**Challenge**. Quote all of the entries word for word.

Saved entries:
----
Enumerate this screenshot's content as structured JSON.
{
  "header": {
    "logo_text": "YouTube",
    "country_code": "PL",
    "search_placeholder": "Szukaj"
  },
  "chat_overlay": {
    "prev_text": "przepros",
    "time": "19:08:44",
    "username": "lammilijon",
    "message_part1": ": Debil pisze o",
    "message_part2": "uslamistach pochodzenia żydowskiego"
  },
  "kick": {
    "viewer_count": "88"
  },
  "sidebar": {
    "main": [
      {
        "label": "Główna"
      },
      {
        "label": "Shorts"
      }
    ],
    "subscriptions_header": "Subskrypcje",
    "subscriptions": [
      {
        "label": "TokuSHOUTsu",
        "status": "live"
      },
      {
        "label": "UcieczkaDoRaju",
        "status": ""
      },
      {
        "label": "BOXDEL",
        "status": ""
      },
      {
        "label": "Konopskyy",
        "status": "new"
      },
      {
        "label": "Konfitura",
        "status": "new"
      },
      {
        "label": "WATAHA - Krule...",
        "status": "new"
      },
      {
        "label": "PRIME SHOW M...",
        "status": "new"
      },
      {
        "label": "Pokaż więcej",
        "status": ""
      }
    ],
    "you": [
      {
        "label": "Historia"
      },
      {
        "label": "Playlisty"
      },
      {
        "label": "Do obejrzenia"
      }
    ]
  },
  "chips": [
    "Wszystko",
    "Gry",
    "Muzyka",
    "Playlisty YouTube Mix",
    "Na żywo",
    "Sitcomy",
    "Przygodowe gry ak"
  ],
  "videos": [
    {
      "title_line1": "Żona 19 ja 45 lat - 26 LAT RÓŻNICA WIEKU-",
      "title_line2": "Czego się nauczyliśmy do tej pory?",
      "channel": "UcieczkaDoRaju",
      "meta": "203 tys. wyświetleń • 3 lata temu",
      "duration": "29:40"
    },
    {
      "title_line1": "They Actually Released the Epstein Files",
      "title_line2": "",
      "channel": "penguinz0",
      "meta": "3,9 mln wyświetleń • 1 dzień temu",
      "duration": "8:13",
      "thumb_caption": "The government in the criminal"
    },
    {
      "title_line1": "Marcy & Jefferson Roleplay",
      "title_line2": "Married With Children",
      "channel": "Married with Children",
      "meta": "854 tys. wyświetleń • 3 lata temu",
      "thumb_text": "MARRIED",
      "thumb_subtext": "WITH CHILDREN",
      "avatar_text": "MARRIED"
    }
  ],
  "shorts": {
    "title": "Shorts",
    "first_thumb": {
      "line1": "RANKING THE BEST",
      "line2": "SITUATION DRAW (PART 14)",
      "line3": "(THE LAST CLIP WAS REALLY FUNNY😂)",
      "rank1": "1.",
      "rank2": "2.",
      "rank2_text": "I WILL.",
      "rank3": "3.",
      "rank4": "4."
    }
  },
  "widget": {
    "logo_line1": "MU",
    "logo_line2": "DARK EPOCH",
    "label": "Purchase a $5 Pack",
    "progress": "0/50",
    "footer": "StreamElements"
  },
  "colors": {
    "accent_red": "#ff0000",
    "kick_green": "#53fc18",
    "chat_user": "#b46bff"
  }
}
----
**Solution to this problem**.
Enumerate this screenshot's content as structured JSON.
{
  "header": {
    "logo_text": "YouTube",
    "country_code": "PL",
    "search_placeholder": "Szukaj"
  },
  "chat_overlay": {
    "prev_text": "przepros",
    "time": "19:08:44",
    "username": "lammilijon",
    "message_part1": ": Debil pisze o",
    "message_part2": "uslamistach pochodzenia żydowskiego"
  },
  "kick": {
    "viewer_count": "88"
  },
  "sidebar": {
    "main": [
      {
        "label": "Główna"
      },
      {
        "label": "Shorts"
      }
    ],
    "subscriptions_header": "Subskrypcje",
    "subscriptions": [
      {
        "label": "TokuSHOUTsu",
        "status": "live"
      },
      {
        "label": "UcieczkaDoRaju",
        "status": ""
      },
      {
        "label": "BOXDEL",
        "status": ""
      },
      {
        "label": "Konopskyy",
        "status": "new"
      },
      {
        "label": "Konfitura",
        "status": "new"
      },
      {
        "label": "WATAHA - Krule...",
        "status": "new"
      },
      {
        "label": "PRIME SHOW M...",
        "status": "new"
      },
      {
        "label": "Pokaż więcej",
        "status": ""
      }
    ],
    "you": [
      {
        "label": "Historia"
      },
      {
        "label": "Playlisty"
      },
      {
        "label": "Do obejrzenia"
      }
    ]
  },
  "chips": [
    "Wszystko",
    "Gry",
    "Muzyka",
    "Playlisty YouTube Mix",
    "Na żywo",
    "Sitcomy",
    "Przygodowe gry ak"
  ],
  "videos": [
    {
      "title_line1": "Żona 19 ja 45 lat - 26 LAT RÓŻNICA WIEKU-",
      "title_line2": "Czego się nauczyliśmy do tej pory?",
      "channel": "UcieczkaDoRaju",
      "meta": "203 tys. wyświetleń • 3 lata temu",
      "duration": "29:40"
    },
    {
      "title_line1": "They Actually Released the Epstein Files",
      "title_line2": "",
      "channel": "penguinz0",
      "meta": "3,9 mln wyświetleń • 1 dzień temu",
      "duration": "8:13",
      "thumb_caption": "The government in the criminal"
    },
    {
      "title_line1": "Marcy & Jefferson Roleplay",
      "title_line2": "Married With Children",
      "channel": "Married with Children",
      "meta": "854 tys. wyświetleń • 3 lata temu",
      "thumb_text": "MARRIED",
      "thumb_subtext": "WITH CHILDREN",
      "avatar_text": "MARRIED"
    }
  ],
  "shorts": {
    "title": "Shorts",
    "first_thumb": {
      "line1": "RANKING THE BEST",
      "line2": "SITUATION DRAW (PART 14)",
      "line3": "(THE LAST CLIP WAS REALLY FUNNY😂)",
      "rank1": "1.",
      "rank2": "2.",
      "rank2_text": "I WILL.",
      "rank3": "3.",
      "rank4": "4."
    }
  },
  "widget": {
    "logo_line1": "MU",
    "logo_line2": "DARK EPOCH",
    "label": "Purchase a $5 Pack",
    "progress": "0/50",
    "footer": "StreamElements"
  },
  "colors": {
    "accent_red": "#ff0000",
    "kick_green": "#53fc18",
    "chat_user": "#b46bff"
  }
}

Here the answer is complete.